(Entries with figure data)
-*-*-
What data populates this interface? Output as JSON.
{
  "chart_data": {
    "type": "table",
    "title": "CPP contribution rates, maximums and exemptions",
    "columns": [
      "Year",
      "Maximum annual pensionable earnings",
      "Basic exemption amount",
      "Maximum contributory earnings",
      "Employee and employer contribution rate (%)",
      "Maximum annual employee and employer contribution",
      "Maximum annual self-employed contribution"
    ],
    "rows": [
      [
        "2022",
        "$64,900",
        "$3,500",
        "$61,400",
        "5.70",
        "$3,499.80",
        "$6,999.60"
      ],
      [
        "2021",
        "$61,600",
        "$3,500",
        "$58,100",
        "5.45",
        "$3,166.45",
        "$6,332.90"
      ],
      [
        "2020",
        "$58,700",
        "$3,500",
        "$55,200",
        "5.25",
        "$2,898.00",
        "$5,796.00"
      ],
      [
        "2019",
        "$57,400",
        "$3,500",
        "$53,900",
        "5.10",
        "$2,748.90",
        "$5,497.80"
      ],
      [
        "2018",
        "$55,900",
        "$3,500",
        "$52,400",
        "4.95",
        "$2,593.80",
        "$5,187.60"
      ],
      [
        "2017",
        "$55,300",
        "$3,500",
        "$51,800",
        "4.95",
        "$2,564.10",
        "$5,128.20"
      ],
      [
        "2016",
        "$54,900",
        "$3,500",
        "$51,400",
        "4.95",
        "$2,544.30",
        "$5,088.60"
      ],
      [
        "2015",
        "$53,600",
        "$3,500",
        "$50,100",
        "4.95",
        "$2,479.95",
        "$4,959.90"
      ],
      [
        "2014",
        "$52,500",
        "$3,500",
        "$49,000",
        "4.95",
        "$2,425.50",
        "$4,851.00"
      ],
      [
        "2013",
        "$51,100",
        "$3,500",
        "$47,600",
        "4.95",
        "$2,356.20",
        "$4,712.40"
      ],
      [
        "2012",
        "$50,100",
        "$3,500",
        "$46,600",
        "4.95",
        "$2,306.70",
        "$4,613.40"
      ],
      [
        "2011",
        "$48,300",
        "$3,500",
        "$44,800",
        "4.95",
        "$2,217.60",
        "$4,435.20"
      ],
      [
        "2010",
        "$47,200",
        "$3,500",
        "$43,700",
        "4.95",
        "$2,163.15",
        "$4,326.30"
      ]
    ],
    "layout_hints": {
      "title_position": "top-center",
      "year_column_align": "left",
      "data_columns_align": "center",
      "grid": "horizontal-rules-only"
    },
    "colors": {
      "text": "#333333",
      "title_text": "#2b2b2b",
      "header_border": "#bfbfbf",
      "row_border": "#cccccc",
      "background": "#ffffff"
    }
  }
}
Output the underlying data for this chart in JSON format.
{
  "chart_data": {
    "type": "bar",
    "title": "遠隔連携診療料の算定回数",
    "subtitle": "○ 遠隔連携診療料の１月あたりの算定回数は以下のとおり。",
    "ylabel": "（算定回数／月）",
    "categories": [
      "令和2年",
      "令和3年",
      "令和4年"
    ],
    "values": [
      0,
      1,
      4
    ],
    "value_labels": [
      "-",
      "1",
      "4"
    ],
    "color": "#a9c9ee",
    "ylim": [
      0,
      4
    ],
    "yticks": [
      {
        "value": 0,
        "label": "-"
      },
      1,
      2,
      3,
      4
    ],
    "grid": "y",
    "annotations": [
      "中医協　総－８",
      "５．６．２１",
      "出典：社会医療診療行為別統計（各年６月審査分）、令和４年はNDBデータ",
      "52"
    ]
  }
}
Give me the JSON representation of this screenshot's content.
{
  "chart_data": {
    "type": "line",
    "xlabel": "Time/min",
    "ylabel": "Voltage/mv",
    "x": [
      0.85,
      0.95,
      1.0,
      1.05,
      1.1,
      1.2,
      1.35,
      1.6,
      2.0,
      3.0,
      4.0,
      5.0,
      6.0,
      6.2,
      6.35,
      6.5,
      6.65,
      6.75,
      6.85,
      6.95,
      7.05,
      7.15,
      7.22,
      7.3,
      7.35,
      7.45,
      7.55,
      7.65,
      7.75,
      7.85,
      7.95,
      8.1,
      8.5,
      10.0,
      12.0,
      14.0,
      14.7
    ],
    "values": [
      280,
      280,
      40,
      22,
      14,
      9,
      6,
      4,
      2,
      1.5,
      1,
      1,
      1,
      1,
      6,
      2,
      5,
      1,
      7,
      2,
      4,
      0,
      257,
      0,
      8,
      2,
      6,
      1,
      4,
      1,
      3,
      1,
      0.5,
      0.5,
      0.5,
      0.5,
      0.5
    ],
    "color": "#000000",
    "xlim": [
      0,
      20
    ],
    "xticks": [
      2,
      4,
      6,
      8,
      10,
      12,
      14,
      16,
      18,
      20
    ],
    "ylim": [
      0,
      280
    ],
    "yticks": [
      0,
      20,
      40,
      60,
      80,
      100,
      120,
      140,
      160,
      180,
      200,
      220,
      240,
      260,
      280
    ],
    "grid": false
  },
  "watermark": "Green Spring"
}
-*-*-
# Goal:
Would you give the material above again, complete and exact?

# Response for this exercise:
What data populates this interface? Output as JSON.
{
  "chart_data": {
    "type": "table",
    "title": "CPP contribution rates, maximums and exemptions",
    "columns": [
      "Year",
      "Maximum annual pensionable earnings",
      "Basic exemption amount",
      "Maximum contributory earnings",
      "Employee and employer contribution rate (%)",
      "Maximum annual employee and employer contribution",
      "Maximum annual self-employed contribution"
    ],
    "rows": [
      [
        "2022",
        "$64,900",
        "$3,500",
        "$61,400",
        "5.70",
        "$3,499.80",
        "$6,999.60"
      ],
      [
        "2021",
        "$61,600",
        "$3,500",
        "$58,100",
        "5.45",
        "$3,166.45",
        "$6,332.90"
      ],
      [
        "2020",
        "$58,700",
        "$3,500",
        "$55,200",
        "5.25",
        "$2,898.00",
        "$5,796.00"
      ],
      [
        "2019",
        "$57,400",
        "$3,500",
        "$53,900",
        "5.10",
        "$2,748.90",
        "$5,497.80"
      ],
      [
        "2018",
        "$55,900",
        "$3,500",
        "$52,400",
        "4.95",
        "$2,593.80",
        "$5,187.60"
      ],
      [
        "2017",
        "$55,300",
        "$3,500",
        "$51,800",
        "4.95",
        "$2,564.10",
        "$5,128.20"
      ],
      [
        "2016",
        "$54,900",
        "$3,500",
        "$51,400",
        "4.95",
        "$2,544.30",
        "$5,088.60"
      ],
      [
        "2015",
        "$53,600",
        "$3,500",
        "$50,100",
        "4.95",
        "$2,479.95",
        "$4,959.90"
      ],
      [
        "2014",
        "$52,500",
        "$3,500",
        "$49,000",
        "4.95",
        "$2,425.50",
        "$4,851.00"
      ],
      [
        "2013",
        "$51,100",
        "$3,500",
        "$47,600",
        "4.95",
        "$2,356.20",
        "$4,712.40"
      ],
      [
        "2012",
        "$50,100",
        "$3,500",
        "$46,600",
        "4.95",
        "$2,306.70",
        "$4,613.40"
      ],
      [
        "2011",
        "$48,300",
        "$3,500",
        "$44,800",
        "4.95",
        "$2,217.60",
        "$4,435.20"
      ],
      [
        "2010",
        "$47,200",
        "$3,500",
        "$43,700",
        "4.95",
        "$2,163.15",
        "$4,326.30"
      ]
    ],
    "layout_hints": {
      "title_position": "top-center",
      "year_column_align": "left",
      "data_columns_align": "center",
      "grid": "horizontal-rules-only"
    },
    "colors": {
      "text": "#333333",
      "title_text": "#2b2b2b",
      "header_border": "#bfbfbf",
      "row_border": "#cccccc",
      "background": "#ffffff"
    }
  }
}
Output the underlying data for this chart in JSON format.
{
  "chart_data": {
    "type": "bar",
    "title": "遠隔連携診療料の算定回数",
    "subtitle": "○ 遠隔連携診療料の１月あたりの算定回数は以下のとおり。",
    "ylabel": "（算定回数／月）",
    "categories": [
      "令和2年",
      "令和3年",
      "令和4年"
    ],
    "values": [
      0,
      1,
      4
    ],
    "value_labels": [
      "-",
      "1",
      "4"
    ],
    "color": "#a9c9ee",
    "ylim": [
      0,
      4
    ],
    "yticks": [
      {
        "value": 0,
        "label": "-"
      },
      1,
      2,
      3,
      4
    ],
    "grid": "y",
    "annotations": [
      "中医協　総－８",
      "５．６．２１",
      "出典：社会医療診療行為別統計（各年６月審査分）、令和４年はNDBデータ",
      "52"
    ]
  }
}
Give me the JSON representation of this screenshot's content.
{
  "chart_data": {
    "type": "line",
    "xlabel": "Time/min",
    "ylabel": "Voltage/mv",
    "x": [
      0.85,
      0.95,
      1.0,
      1.05,
      1.1,
      1.2,
      1.35,
      1.6,
      2.0,
      3.0,
      4.0,
      5.0,
      6.0,
      6.2,
      6.35,
      6.5,
      6.65,
      6.75,
      6.85,
      6.95,
      7.05,
      7.15,
      7.22,
      7.3,
      7.35,
      7.45,
      7.55,
      7.65,
      7.75,
      7.85,
      7.95,
      8.1,
      8.5,
      10.0,
      12.0,
      14.0,
      14.7
    ],
    "values": [
      280,
      280,
      40,
      22,
      14,
      9,
      6,
      4,
      2,
      1.5,
      1,
      1,
      1,
      1,
      6,
      2,
      5,
      1,
      7,
      2,
      4,
      0,
      257,
      0,
      8,
      2,
      6,
      1,
      4,
      1,
      3,
      1,
      0.5,
      0.5,
      0.5,
      0.5,
      0.5
    ],
    "color": "#000000",
    "xlim": [
      0,
      20
    ],
    "xticks": [
      2,
      4,
      6,
      8,
      10,
      12,
      14,
      16,
      18,
      20
    ],
    "ylim": [
      0,
      280
    ],
    "yticks": [
      0,
      20,
      40,
      60,
      80,
      100,
      120,
      140,
      160,
      180,
      200,
      220,
      240,
      260,
      280
    ],
    "grid": false
  },
  "watermark": "Green Spring"
}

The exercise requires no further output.